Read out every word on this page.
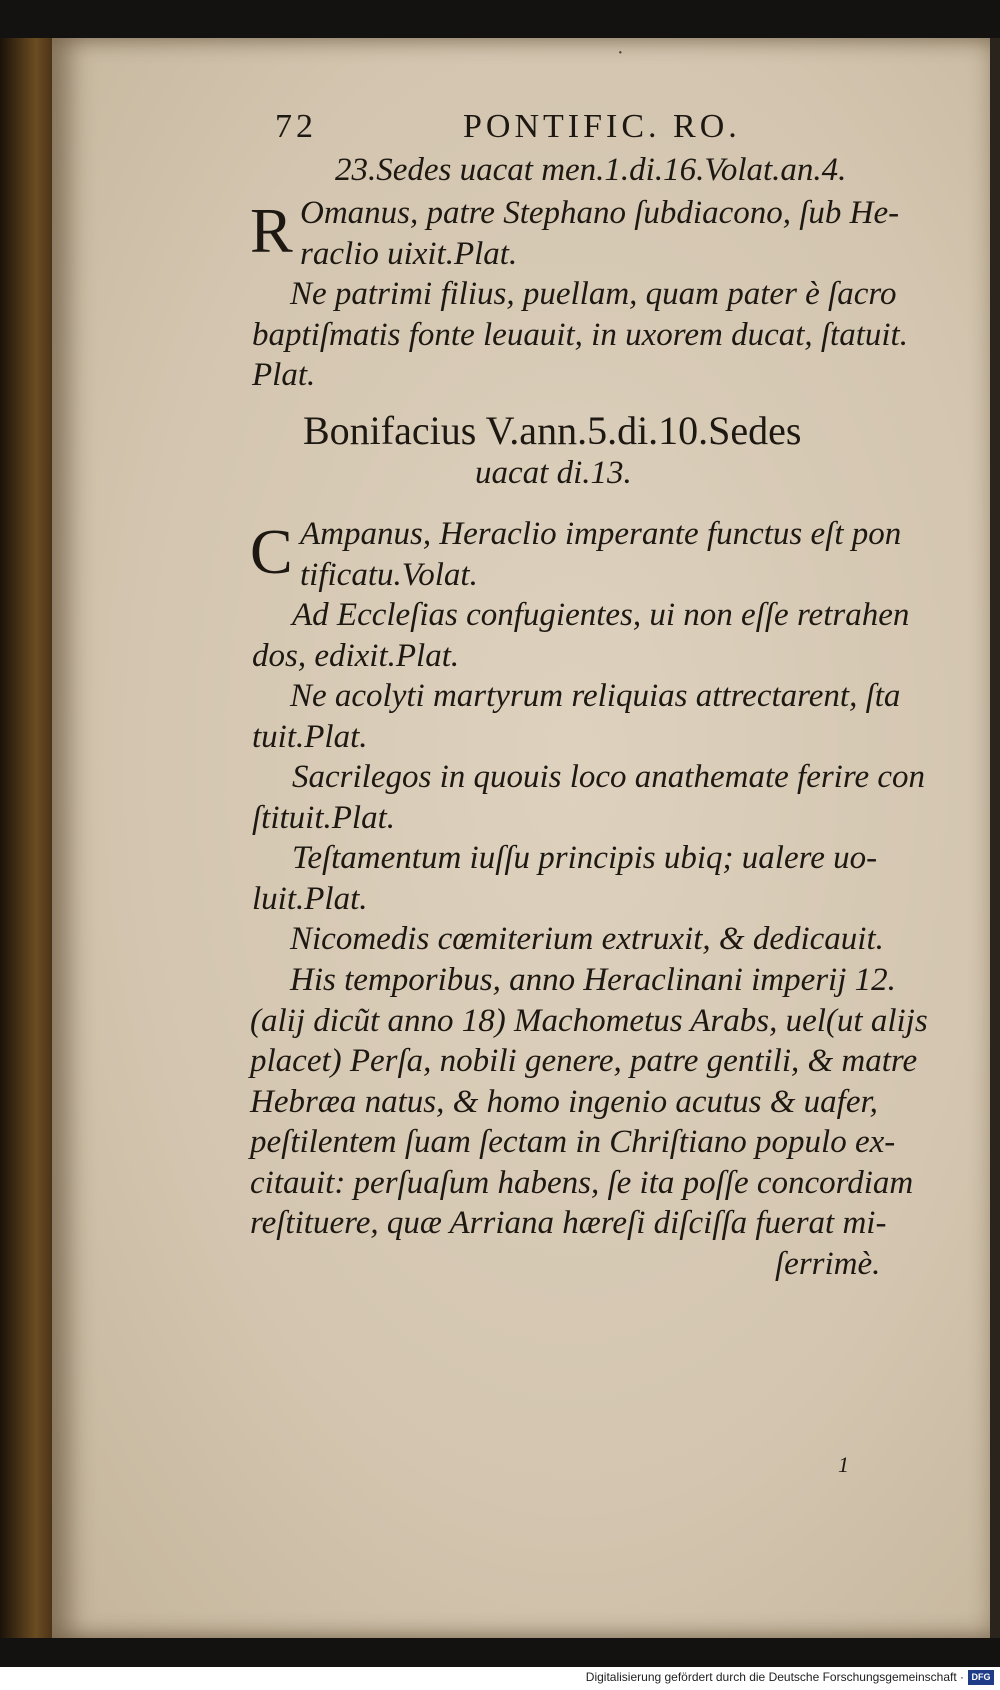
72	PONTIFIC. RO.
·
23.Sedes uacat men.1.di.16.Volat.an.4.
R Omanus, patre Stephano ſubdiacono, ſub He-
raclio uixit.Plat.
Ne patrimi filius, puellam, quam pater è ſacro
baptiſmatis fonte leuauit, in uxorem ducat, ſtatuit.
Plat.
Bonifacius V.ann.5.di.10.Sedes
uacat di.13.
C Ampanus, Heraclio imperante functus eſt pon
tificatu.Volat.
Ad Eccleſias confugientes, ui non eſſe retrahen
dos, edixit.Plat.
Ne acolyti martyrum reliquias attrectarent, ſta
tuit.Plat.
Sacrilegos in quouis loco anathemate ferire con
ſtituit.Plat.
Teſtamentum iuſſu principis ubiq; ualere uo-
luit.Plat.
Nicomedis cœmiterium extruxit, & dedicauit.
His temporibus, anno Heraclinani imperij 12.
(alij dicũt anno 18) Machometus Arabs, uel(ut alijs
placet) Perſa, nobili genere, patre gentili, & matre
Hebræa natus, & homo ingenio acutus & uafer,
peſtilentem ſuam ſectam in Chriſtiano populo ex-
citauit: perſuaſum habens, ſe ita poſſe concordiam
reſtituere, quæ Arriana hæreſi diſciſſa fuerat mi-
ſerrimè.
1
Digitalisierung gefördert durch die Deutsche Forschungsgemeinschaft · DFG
#####
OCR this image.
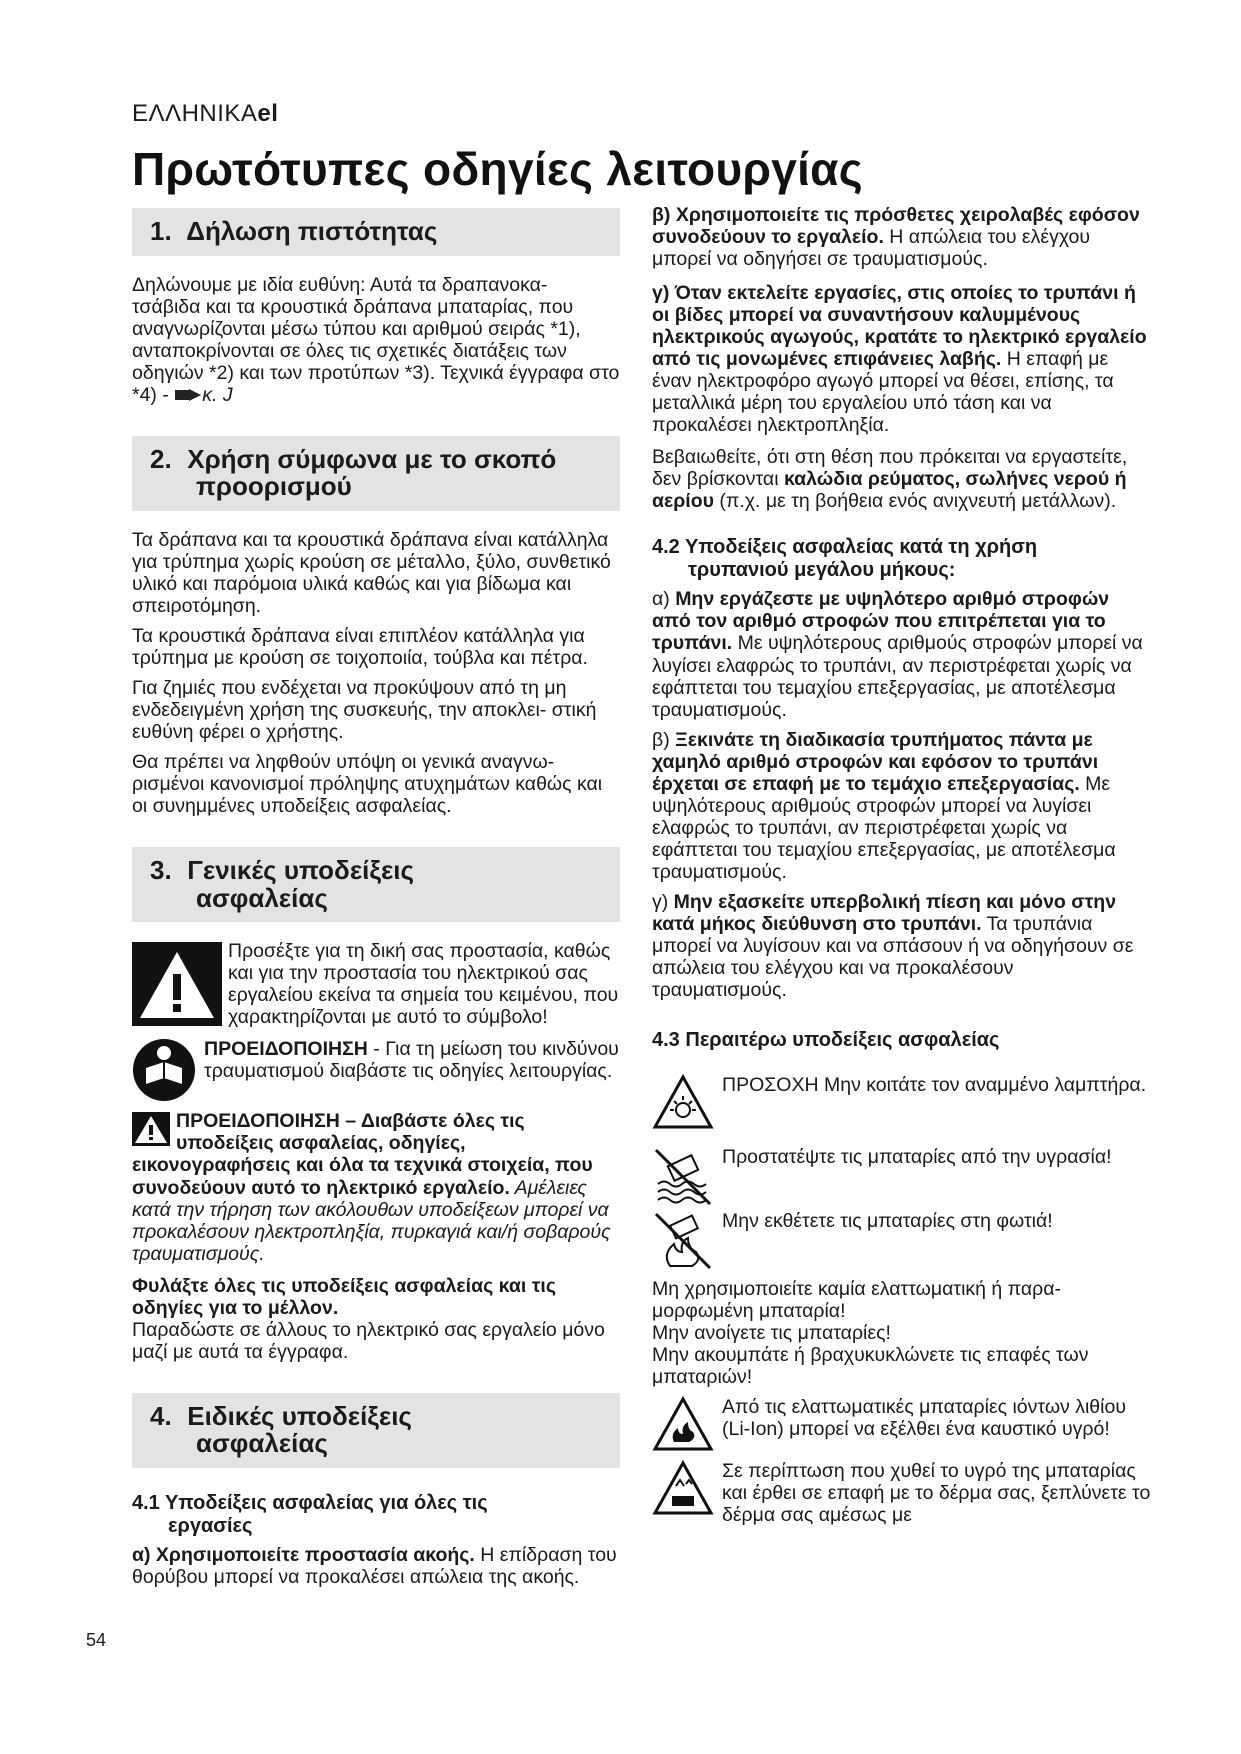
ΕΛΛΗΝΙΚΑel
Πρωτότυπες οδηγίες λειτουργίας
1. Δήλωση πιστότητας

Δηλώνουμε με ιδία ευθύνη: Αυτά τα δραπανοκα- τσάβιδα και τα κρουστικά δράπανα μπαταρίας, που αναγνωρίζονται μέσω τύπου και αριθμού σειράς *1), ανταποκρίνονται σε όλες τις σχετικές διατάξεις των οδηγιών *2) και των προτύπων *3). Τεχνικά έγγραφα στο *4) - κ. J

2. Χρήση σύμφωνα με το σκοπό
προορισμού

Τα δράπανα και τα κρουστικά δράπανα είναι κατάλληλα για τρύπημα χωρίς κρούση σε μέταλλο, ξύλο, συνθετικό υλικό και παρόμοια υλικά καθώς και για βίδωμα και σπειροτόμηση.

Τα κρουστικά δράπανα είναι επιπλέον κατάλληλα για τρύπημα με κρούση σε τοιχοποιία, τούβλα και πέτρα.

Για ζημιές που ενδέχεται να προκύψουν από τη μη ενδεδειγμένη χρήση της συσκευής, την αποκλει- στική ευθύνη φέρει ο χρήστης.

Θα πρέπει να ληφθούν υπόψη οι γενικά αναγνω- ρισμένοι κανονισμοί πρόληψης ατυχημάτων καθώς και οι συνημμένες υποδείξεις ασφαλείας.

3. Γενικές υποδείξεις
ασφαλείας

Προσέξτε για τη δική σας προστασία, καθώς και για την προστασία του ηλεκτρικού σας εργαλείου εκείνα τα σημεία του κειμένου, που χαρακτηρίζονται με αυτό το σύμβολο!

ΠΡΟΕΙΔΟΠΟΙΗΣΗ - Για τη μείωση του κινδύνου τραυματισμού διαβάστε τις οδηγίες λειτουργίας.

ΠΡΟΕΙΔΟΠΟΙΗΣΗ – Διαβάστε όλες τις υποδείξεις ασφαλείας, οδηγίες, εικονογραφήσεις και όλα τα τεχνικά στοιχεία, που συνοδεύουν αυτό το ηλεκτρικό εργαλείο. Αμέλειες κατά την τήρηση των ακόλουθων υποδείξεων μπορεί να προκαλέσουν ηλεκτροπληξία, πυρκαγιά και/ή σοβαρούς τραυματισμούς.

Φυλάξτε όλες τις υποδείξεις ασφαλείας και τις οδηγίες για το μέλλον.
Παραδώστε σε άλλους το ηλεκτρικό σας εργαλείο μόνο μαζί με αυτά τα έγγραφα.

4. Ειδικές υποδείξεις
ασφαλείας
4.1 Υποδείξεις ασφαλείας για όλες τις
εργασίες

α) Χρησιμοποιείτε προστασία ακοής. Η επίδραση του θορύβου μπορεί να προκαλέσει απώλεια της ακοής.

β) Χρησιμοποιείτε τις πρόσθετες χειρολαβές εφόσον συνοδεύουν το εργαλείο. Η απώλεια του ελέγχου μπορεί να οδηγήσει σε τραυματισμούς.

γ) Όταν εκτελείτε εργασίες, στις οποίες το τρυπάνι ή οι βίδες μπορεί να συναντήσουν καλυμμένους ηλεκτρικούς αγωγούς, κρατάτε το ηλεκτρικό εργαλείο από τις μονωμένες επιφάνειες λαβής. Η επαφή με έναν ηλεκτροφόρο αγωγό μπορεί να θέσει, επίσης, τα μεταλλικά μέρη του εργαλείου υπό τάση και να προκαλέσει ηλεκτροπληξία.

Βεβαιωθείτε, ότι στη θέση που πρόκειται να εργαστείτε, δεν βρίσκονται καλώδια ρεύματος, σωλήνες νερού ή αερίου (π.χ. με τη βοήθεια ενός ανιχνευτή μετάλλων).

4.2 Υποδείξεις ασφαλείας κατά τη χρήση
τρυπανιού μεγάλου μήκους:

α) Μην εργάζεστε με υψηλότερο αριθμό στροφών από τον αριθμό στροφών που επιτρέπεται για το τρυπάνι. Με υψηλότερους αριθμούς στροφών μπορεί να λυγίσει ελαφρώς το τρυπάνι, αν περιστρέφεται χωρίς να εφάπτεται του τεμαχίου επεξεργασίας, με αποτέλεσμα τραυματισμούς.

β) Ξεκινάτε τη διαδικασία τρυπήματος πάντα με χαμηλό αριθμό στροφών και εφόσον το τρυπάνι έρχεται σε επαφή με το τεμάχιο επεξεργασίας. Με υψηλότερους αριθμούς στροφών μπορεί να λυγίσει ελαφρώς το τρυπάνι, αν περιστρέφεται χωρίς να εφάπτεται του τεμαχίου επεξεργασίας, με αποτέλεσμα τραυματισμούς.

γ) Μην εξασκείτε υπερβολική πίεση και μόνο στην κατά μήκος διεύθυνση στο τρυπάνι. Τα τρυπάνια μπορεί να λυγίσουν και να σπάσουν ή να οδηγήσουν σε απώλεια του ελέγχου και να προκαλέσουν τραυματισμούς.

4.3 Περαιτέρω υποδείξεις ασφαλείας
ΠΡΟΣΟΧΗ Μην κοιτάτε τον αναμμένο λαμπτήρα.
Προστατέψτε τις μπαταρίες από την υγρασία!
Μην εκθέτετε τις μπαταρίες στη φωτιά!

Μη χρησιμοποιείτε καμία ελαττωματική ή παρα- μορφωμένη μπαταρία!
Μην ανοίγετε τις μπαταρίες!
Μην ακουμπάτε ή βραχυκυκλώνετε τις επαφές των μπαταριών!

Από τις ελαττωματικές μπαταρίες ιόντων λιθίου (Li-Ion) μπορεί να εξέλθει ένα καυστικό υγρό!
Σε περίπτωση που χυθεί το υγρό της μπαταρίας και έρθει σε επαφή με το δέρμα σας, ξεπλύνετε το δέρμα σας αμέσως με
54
#####
[What to do]
Where does the word "υγρό" appear in the listing? List each line that holds it.

[Solution to this task]
Από τις ελαττωματικές μπαταρίες ιόντων λιθίου (Li-Ion) μπορεί να εξέλθει ένα καυστικό υγρό!
Σε περίπτωση που χυθεί το υγρό της μπαταρίας και έρθει σε επαφή με το δέρμα σας, ξεπλύνετε το δέρμα σας αμέσως με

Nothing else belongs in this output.